## Written task
Word for word, repeat the lines of the records from the one containing "Give me a plain-text" through the last line, both included.

[Start of Records shown]

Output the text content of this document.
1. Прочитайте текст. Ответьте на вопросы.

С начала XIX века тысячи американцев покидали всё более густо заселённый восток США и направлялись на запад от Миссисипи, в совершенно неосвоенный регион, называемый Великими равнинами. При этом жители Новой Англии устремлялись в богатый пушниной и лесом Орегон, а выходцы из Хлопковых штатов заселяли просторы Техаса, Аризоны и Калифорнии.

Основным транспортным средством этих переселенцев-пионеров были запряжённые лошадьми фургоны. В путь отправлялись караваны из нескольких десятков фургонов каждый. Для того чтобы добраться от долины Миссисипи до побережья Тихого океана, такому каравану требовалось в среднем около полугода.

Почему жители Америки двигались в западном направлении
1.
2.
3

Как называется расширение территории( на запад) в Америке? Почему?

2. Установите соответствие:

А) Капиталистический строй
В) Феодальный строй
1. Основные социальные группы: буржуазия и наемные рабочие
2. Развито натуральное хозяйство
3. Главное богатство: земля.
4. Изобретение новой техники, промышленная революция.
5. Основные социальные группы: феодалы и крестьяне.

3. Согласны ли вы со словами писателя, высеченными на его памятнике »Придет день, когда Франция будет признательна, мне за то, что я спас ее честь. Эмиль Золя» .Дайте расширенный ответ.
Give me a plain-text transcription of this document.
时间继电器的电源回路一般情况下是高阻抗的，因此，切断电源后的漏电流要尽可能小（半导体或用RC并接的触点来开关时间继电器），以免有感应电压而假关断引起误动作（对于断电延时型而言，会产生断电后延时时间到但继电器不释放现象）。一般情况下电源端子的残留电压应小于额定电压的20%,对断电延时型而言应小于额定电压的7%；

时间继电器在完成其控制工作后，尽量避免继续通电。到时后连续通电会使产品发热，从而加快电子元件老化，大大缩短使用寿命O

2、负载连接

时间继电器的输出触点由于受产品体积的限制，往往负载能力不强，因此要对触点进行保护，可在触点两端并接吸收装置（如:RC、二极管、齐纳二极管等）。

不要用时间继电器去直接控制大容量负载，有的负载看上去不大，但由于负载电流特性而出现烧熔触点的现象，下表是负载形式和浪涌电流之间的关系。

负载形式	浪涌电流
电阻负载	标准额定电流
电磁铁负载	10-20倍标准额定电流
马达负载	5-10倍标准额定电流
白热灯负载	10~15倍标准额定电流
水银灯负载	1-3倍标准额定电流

[End of Records shown]

## Answer for this exercise
Give me a plain-text transcription of this document.
时间继电器的电源回路一般情况下是高阻抗的，因此，切断电源后的漏电流要尽可能小（半导体或用RC并接的触点来开关时间继电器），以免有感应电压而假关断引起误动作（对于断电延时型而言，会产生断电后延时时间到但继电器不释放现象）。一般情况下电源端子的残留电压应小于额定电压的20%,对断电延时型而言应小于额定电压的7%；

时间继电器在完成其控制工作后，尽量避免继续通电。到时后连续通电会使产品发热，从而加快电子元件老化，大大缩短使用寿命O

2、负载连接

时间继电器的输出触点由于受产品体积的限制，往往负载能力不强，因此要对触点进行保护，可在触点两端并接吸收装置（如:RC、二极管、齐纳二极管等）。

不要用时间继电器去直接控制大容量负载，有的负载看上去不大，但由于负载电流特性而出现烧熔触点的现象，下表是负载形式和浪涌电流之间的关系。

负载形式	浪涌电流
电阻负载	标准额定电流
电磁铁负载	10-20倍标准额定电流
马达负载	5-10倍标准额定电流
白热灯负载	10~15倍标准额定电流
水银灯负载	1-3倍标准额定电流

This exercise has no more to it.